[What is asked]:
Leaving out all images, write out the records that follow exactly.

Source records:
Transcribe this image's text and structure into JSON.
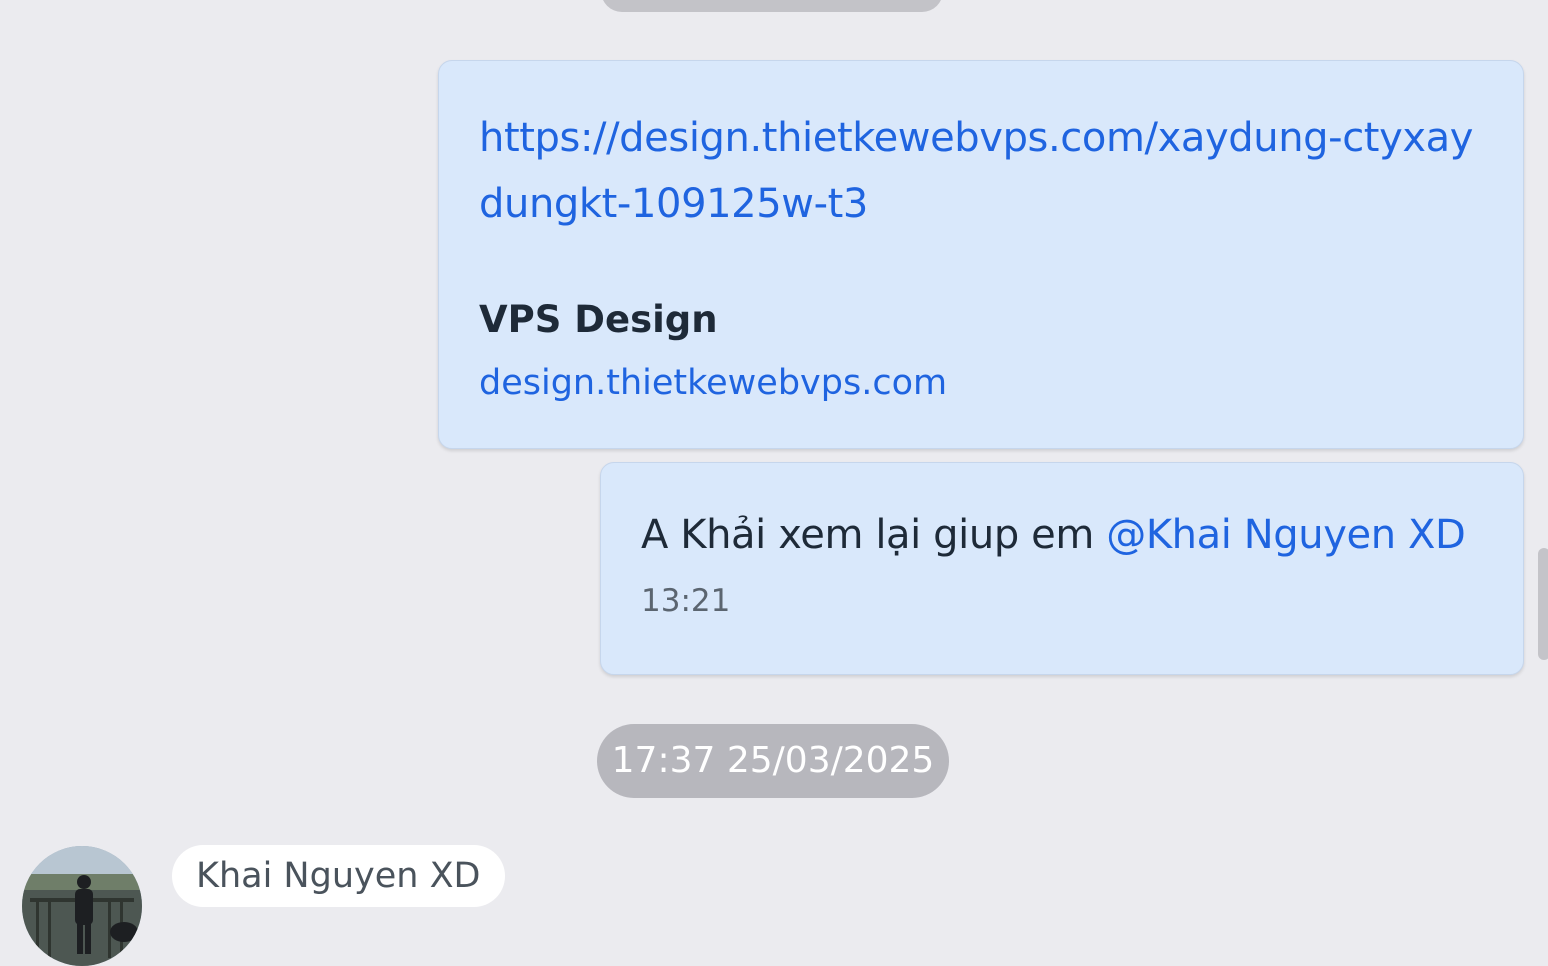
{
  "messages": {
    "link_message": {
      "url": "https://design.thietkewebvps.com/xaydung-ctyxaydungkt-109125w-t3",
      "preview_title": "VPS Design",
      "preview_domain": "design.thietkewebvps.com"
    },
    "text_message": {
      "text": "A Khải xem lại giup em ",
      "mention": "@Khai Nguyen XD",
      "time": "13:21"
    }
  },
  "date_separator": "17:37 25/03/2025",
  "next_sender": {
    "name": "Khai Nguyen XD"
  },
  "colors": {
    "background": "#ebebef",
    "bubble": "#d9e8fb",
    "link": "#1f64e0",
    "date_pill": "#b7b7bd"
  }
}
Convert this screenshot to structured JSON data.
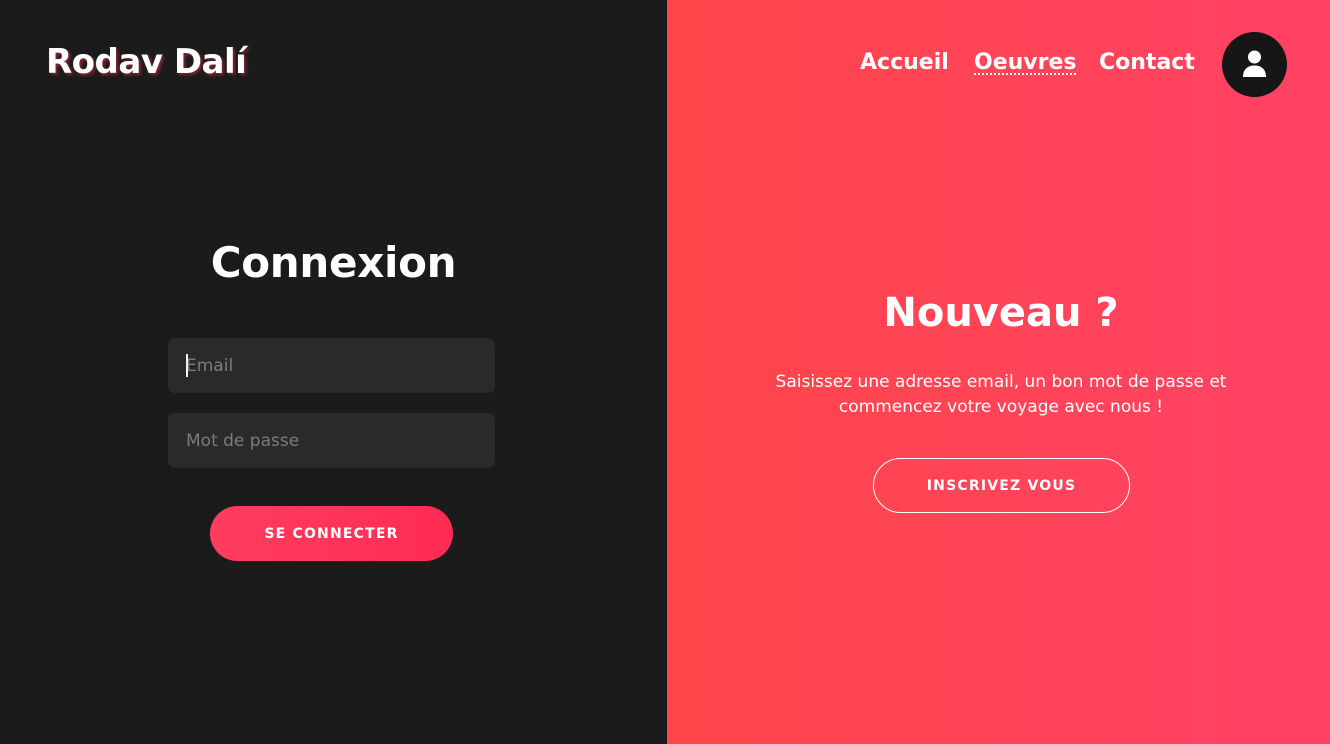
{
  "brand": {
    "name": "Rodav Dalí"
  },
  "nav": {
    "items": [
      {
        "label": "Accueil",
        "active": false
      },
      {
        "label": "Oeuvres",
        "active": true
      },
      {
        "label": "Contact",
        "active": false
      }
    ],
    "profile_icon": "user-icon"
  },
  "login": {
    "title": "Connexion",
    "email_placeholder": "Email",
    "email_value": "",
    "password_placeholder": "Mot de passe",
    "password_value": "",
    "submit_label": "SE CONNECTER"
  },
  "signup": {
    "title": "Nouveau ?",
    "text": "Saisissez une adresse email, un bon mot de passe et commencez votre voyage avec nous !",
    "button_label": "INSCRIVEZ VOUS"
  },
  "colors": {
    "left_background": "#1b1b1b",
    "accent_start": "#ff4549",
    "accent_end": "#ff4265",
    "button": "#ff2b54",
    "input_background": "#2a2a2a"
  }
}
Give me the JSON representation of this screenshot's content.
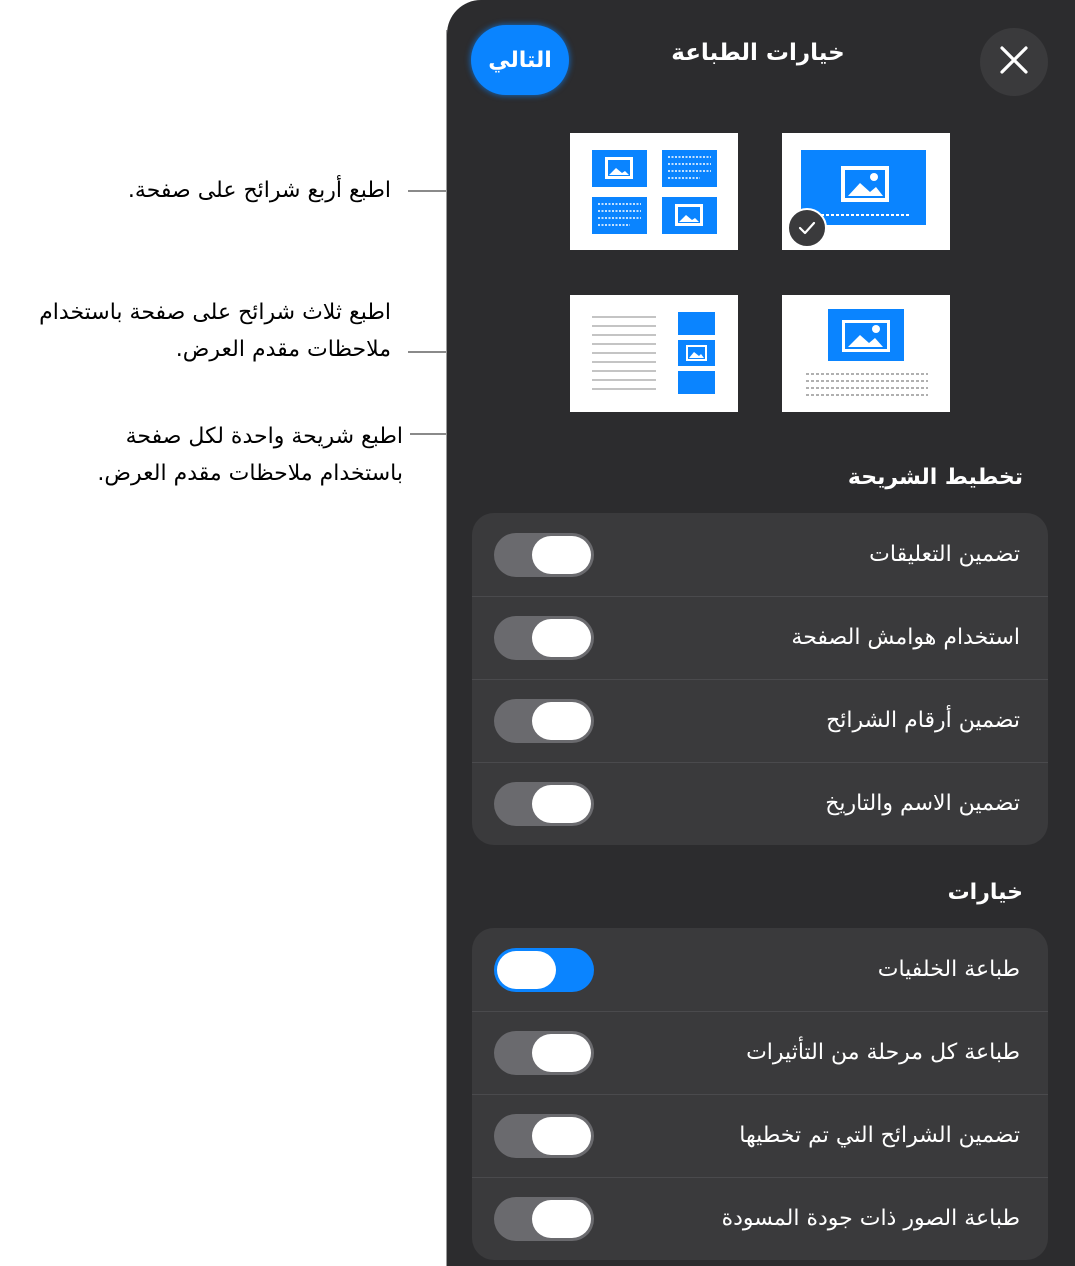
{
  "callouts": [
    {
      "lines": [
        "اطبع أربع شرائح على صفحة."
      ]
    },
    {
      "lines": [
        "اطبع ثلاث شرائح على صفحة باستخدام",
        "ملاحظات مقدم العرض."
      ]
    },
    {
      "lines": [
        "اطبع شريحة واحدة لكل صفحة",
        "باستخدام ملاحظات مقدم العرض."
      ]
    }
  ],
  "header": {
    "title": "خيارات الطباعة",
    "next_label": "التالي",
    "close_icon": "close-icon"
  },
  "layouts": [
    {
      "id": "single-slide",
      "selected": true
    },
    {
      "id": "four-slides",
      "selected": false
    },
    {
      "id": "single-slide-notes",
      "selected": false
    },
    {
      "id": "three-slides-notes",
      "selected": false
    }
  ],
  "slide_layout": {
    "heading": "تخطيط الشريحة",
    "rows": [
      {
        "label": "تضمين التعليقات",
        "on": false
      },
      {
        "label": "استخدام هوامش الصفحة",
        "on": false
      },
      {
        "label": "تضمين أرقام الشرائح",
        "on": false
      },
      {
        "label": "تضمين الاسم والتاريخ",
        "on": false
      }
    ]
  },
  "options": {
    "heading": "خيارات",
    "rows": [
      {
        "label": "طباعة الخلفيات",
        "on": true
      },
      {
        "label": "طباعة كل مرحلة من التأثيرات",
        "on": false
      },
      {
        "label": "تضمين الشرائح التي تم تخطيها",
        "on": false
      },
      {
        "label": "طباعة الصور ذات جودة المسودة",
        "on": false
      }
    ]
  },
  "colors": {
    "accent": "#0a84ff",
    "panel": "#2c2c2e",
    "group": "#3a3a3c"
  }
}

[Solution to this problem]:
Transcribe this image's text and structure into JSON.
{
  "messages": {
    "link_message": {
      "url": "https://design.thietkewebvps.com/xaydung-ctyxaydungkt-109125w-t3",
      "preview_title": "VPS Design",
      "preview_domain": "design.thietkewebvps.com"
    },
    "text_message": {
      "text": "A Khải xem lại giup em ",
      "mention": "@Khai Nguyen XD",
      "time": "13:21"
    }
  },
  "date_separator": "17:37 25/03/2025",
  "next_sender": {
    "name": "Khai Nguyen XD"
  },
  "colors": {
    "background": "#ebebef",
    "bubble": "#d9e8fb",
    "link": "#1f64e0",
    "date_pill": "#b7b7bd"
  }
}
Convert this screenshot to structured JSON data.
{
  "brand": {
    "name": "Rodav Dalí"
  },
  "nav": {
    "items": [
      {
        "label": "Accueil",
        "active": false
      },
      {
        "label": "Oeuvres",
        "active": true
      },
      {
        "label": "Contact",
        "active": false
      }
    ],
    "profile_icon": "user-icon"
  },
  "login": {
    "title": "Connexion",
    "email_placeholder": "Email",
    "email_value": "",
    "password_placeholder": "Mot de passe",
    "password_value": "",
    "submit_label": "SE CONNECTER"
  },
  "signup": {
    "title": "Nouveau ?",
    "text": "Saisissez une adresse email, un bon mot de passe et commencez votre voyage avec nous !",
    "button_label": "INSCRIVEZ VOUS"
  },
  "colors": {
    "left_background": "#1b1b1b",
    "accent_start": "#ff4549",
    "accent_end": "#ff4265",
    "button": "#ff2b54",
    "input_background": "#2a2a2a"
  }
}
Give me the JSON representation of this screenshot's content.
{
  "callouts": [
    {
      "lines": [
        "اطبع أربع شرائح على صفحة."
      ]
    },
    {
      "lines": [
        "اطبع ثلاث شرائح على صفحة باستخدام",
        "ملاحظات مقدم العرض."
      ]
    },
    {
      "lines": [
        "اطبع شريحة واحدة لكل صفحة",
        "باستخدام ملاحظات مقدم العرض."
      ]
    }
  ],
  "header": {
    "title": "خيارات الطباعة",
    "next_label": "التالي",
    "close_icon": "close-icon"
  },
  "layouts": [
    {
      "id": "single-slide",
      "selected": true
    },
    {
      "id": "four-slides",
      "selected": false
    },
    {
      "id": "single-slide-notes",
      "selected": false
    },
    {
      "id": "three-slides-notes",
      "selected": false
    }
  ],
  "slide_layout": {
    "heading": "تخطيط الشريحة",
    "rows": [
      {
        "label": "تضمين التعليقات",
        "on": false
      },
      {
        "label": "استخدام هوامش الصفحة",
        "on": false
      },
      {
        "label": "تضمين أرقام الشرائح",
        "on": false
      },
      {
        "label": "تضمين الاسم والتاريخ",
        "on": false
      }
    ]
  },
  "options": {
    "heading": "خيارات",
    "rows": [
      {
        "label": "طباعة الخلفيات",
        "on": true
      },
      {
        "label": "طباعة كل مرحلة من التأثيرات",
        "on": false
      },
      {
        "label": "تضمين الشرائح التي تم تخطيها",
        "on": false
      },
      {
        "label": "طباعة الصور ذات جودة المسودة",
        "on": false
      }
    ]
  },
  "colors": {
    "accent": "#0a84ff",
    "panel": "#2c2c2e",
    "group": "#3a3a3c"
  }
}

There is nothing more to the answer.